WHAT TO WORK ON: Leave every picture out and write out the records below exactly.

[Records from a collection of figures]
===============
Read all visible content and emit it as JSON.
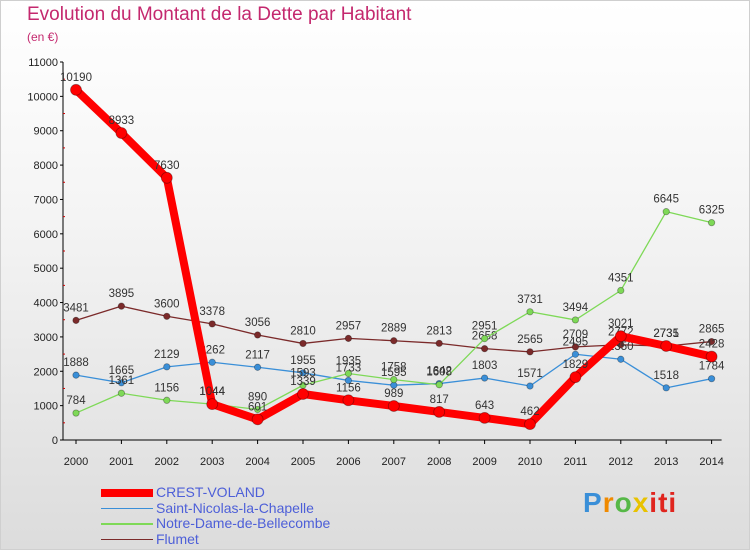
{
  "title": "Evolution du Montant de la Dette par Habitant",
  "subtitle": "(en €)",
  "logo": "Proxiti",
  "chart_data": {
    "type": "line",
    "x": [
      "2000",
      "2001",
      "2002",
      "2003",
      "2004",
      "2005",
      "2006",
      "2007",
      "2008",
      "2009",
      "2010",
      "2011",
      "2012",
      "2013",
      "2014"
    ],
    "ylim": [
      0,
      11000
    ],
    "yticks": [
      0,
      1000,
      2000,
      3000,
      4000,
      5000,
      6000,
      7000,
      8000,
      9000,
      10000,
      11000
    ],
    "grid": false,
    "legend_position": "bottom-left",
    "series": [
      {
        "name": "Flumet",
        "color": "#7b2a2a",
        "values": [
          3481,
          3895,
          3600,
          3378,
          3056,
          2810,
          2957,
          2889,
          2813,
          2658,
          2565,
          2709,
          2772,
          2731,
          2865
        ]
      },
      {
        "name": "Saint-Nicolas-la-Chapelle",
        "color": "#3a8fd8",
        "values": [
          1888,
          1665,
          2129,
          2262,
          2117,
          1955,
          1733,
          1595,
          1642,
          1803,
          1571,
          2495,
          2350,
          1518,
          1784
        ]
      },
      {
        "name": "Notre-Dame-de-Bellecombe",
        "color": "#7ed957",
        "values": [
          784,
          1361,
          1156,
          1044,
          890,
          1593,
          1935,
          1758,
          1608,
          2951,
          3731,
          3494,
          4351,
          6645,
          6325
        ]
      },
      {
        "name": "CREST-VOLAND",
        "color": "#ff0000",
        "values": [
          10190,
          8933,
          7630,
          1044,
          601,
          1339,
          1156,
          989,
          817,
          643,
          462,
          1829,
          3021,
          2735,
          2428
        ]
      }
    ],
    "legend_order": [
      "CREST-VOLAND",
      "Saint-Nicolas-la-Chapelle",
      "Notre-Dame-de-Bellecombe",
      "Flumet"
    ]
  }
}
===============
TASK OUTPUT:
Read all visible content and emit it as JSON.
{
  "title": "Evolution du Montant de la Dette par Habitant",
  "subtitle": "(en €)",
  "logo": "Proxiti",
  "chart_data": {
    "type": "line",
    "x": [
      "2000",
      "2001",
      "2002",
      "2003",
      "2004",
      "2005",
      "2006",
      "2007",
      "2008",
      "2009",
      "2010",
      "2011",
      "2012",
      "2013",
      "2014"
    ],
    "ylim": [
      0,
      11000
    ],
    "yticks": [
      0,
      1000,
      2000,
      3000,
      4000,
      5000,
      6000,
      7000,
      8000,
      9000,
      10000,
      11000
    ],
    "grid": false,
    "legend_position": "bottom-left",
    "series": [
      {
        "name": "Flumet",
        "color": "#7b2a2a",
        "values": [
          3481,
          3895,
          3600,
          3378,
          3056,
          2810,
          2957,
          2889,
          2813,
          2658,
          2565,
          2709,
          2772,
          2731,
          2865
        ]
      },
      {
        "name": "Saint-Nicolas-la-Chapelle",
        "color": "#3a8fd8",
        "values": [
          1888,
          1665,
          2129,
          2262,
          2117,
          1955,
          1733,
          1595,
          1642,
          1803,
          1571,
          2495,
          2350,
          1518,
          1784
        ]
      },
      {
        "name": "Notre-Dame-de-Bellecombe",
        "color": "#7ed957",
        "values": [
          784,
          1361,
          1156,
          1044,
          890,
          1593,
          1935,
          1758,
          1608,
          2951,
          3731,
          3494,
          4351,
          6645,
          6325
        ]
      },
      {
        "name": "CREST-VOLAND",
        "color": "#ff0000",
        "values": [
          10190,
          8933,
          7630,
          1044,
          601,
          1339,
          1156,
          989,
          817,
          643,
          462,
          1829,
          3021,
          2735,
          2428
        ]
      }
    ],
    "legend_order": [
      "CREST-VOLAND",
      "Saint-Nicolas-la-Chapelle",
      "Notre-Dame-de-Bellecombe",
      "Flumet"
    ]
  }
}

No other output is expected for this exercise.